Work out how many lines of the listing hold "more", then state only that count.

__Data for the task__:
......

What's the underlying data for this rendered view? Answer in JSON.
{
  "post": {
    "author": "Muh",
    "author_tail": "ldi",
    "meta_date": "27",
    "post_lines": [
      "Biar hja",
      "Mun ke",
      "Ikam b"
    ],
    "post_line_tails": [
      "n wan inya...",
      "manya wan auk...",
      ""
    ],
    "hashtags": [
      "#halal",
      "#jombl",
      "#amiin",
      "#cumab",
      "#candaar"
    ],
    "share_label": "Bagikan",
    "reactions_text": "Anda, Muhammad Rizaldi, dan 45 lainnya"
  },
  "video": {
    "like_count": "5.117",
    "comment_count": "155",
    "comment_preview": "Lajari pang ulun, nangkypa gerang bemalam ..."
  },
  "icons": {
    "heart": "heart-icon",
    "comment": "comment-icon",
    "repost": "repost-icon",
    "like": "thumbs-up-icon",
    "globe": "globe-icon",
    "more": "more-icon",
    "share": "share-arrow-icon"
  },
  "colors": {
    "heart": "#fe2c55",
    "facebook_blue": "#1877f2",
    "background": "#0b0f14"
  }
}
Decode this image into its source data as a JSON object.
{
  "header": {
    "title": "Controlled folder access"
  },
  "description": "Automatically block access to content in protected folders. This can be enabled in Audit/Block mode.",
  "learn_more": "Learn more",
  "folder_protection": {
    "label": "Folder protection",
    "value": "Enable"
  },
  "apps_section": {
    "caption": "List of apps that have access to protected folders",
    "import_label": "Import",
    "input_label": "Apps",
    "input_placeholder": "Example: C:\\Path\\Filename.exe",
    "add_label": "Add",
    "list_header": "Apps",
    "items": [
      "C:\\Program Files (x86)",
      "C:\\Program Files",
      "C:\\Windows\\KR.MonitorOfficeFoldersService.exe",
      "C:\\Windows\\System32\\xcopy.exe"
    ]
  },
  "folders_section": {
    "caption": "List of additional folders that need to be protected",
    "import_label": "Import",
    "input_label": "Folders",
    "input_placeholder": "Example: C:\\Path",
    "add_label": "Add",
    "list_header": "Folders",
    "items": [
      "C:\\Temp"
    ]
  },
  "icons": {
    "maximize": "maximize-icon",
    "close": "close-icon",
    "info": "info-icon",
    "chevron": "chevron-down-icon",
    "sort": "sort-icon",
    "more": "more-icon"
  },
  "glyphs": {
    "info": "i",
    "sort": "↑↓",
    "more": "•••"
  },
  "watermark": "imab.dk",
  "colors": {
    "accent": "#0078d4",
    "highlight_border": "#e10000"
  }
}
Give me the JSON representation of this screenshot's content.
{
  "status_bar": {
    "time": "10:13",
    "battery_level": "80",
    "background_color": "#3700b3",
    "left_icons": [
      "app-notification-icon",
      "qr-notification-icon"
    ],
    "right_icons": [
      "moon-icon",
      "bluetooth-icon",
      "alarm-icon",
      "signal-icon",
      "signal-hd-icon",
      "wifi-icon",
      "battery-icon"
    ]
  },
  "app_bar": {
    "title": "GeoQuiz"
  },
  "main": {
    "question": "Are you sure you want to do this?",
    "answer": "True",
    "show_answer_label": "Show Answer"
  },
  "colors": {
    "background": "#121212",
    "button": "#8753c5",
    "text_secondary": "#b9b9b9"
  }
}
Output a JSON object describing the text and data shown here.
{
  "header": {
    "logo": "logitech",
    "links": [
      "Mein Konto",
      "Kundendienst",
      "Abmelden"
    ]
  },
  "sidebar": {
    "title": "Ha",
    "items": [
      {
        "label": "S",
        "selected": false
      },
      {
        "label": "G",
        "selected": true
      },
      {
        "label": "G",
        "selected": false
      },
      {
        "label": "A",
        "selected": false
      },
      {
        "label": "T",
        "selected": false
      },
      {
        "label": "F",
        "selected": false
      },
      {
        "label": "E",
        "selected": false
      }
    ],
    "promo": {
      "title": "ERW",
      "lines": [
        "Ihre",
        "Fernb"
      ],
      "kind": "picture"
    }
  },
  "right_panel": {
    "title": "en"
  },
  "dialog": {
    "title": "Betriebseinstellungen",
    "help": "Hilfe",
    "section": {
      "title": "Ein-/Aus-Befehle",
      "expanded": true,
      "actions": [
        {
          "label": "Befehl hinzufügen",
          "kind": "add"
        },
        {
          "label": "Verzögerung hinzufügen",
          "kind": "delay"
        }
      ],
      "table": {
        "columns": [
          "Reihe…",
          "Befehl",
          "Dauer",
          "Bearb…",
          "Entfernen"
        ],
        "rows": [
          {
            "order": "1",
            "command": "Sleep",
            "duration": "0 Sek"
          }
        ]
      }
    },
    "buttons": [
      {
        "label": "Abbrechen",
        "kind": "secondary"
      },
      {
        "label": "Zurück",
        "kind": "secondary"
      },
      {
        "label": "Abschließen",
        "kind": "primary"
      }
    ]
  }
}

......

__Answer to the task__: 4